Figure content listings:

--------------------

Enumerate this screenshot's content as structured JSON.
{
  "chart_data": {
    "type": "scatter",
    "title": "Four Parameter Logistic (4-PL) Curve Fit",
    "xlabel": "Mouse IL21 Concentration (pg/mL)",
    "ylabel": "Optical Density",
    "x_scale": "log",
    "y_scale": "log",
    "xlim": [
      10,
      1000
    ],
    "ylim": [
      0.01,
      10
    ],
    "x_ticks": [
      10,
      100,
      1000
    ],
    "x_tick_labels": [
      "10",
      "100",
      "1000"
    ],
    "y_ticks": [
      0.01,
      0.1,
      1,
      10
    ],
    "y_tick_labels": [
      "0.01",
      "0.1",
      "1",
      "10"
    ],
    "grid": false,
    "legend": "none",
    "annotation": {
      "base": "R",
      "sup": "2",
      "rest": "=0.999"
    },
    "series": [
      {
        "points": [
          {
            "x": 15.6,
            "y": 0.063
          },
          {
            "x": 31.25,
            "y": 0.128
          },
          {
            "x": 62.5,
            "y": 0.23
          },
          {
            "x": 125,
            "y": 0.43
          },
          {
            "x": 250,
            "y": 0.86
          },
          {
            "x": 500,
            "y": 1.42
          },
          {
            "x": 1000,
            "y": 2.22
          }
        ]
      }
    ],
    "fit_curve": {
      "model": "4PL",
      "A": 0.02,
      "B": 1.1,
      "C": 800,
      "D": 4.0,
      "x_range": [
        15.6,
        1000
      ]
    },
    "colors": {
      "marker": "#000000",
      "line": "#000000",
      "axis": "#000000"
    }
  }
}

--------------------

Reproduce the records above exactly as they appear.

Exercise result:
Enumerate this screenshot's content as structured JSON.
{
  "chart_data": {
    "type": "scatter",
    "title": "Four Parameter Logistic (4-PL) Curve Fit",
    "xlabel": "Mouse IL21 Concentration (pg/mL)",
    "ylabel": "Optical Density",
    "x_scale": "log",
    "y_scale": "log",
    "xlim": [
      10,
      1000
    ],
    "ylim": [
      0.01,
      10
    ],
    "x_ticks": [
      10,
      100,
      1000
    ],
    "x_tick_labels": [
      "10",
      "100",
      "1000"
    ],
    "y_ticks": [
      0.01,
      0.1,
      1,
      10
    ],
    "y_tick_labels": [
      "0.01",
      "0.1",
      "1",
      "10"
    ],
    "grid": false,
    "legend": "none",
    "annotation": {
      "base": "R",
      "sup": "2",
      "rest": "=0.999"
    },
    "series": [
      {
        "points": [
          {
            "x": 15.6,
            "y": 0.063
          },
          {
            "x": 31.25,
            "y": 0.128
          },
          {
            "x": 62.5,
            "y": 0.23
          },
          {
            "x": 125,
            "y": 0.43
          },
          {
            "x": 250,
            "y": 0.86
          },
          {
            "x": 500,
            "y": 1.42
          },
          {
            "x": 1000,
            "y": 2.22
          }
        ]
      }
    ],
    "fit_curve": {
      "model": "4PL",
      "A": 0.02,
      "B": 1.1,
      "C": 800,
      "D": 4.0,
      "x_range": [
        15.6,
        1000
      ]
    },
    "colors": {
      "marker": "#000000",
      "line": "#000000",
      "axis": "#000000"
    }
  }
}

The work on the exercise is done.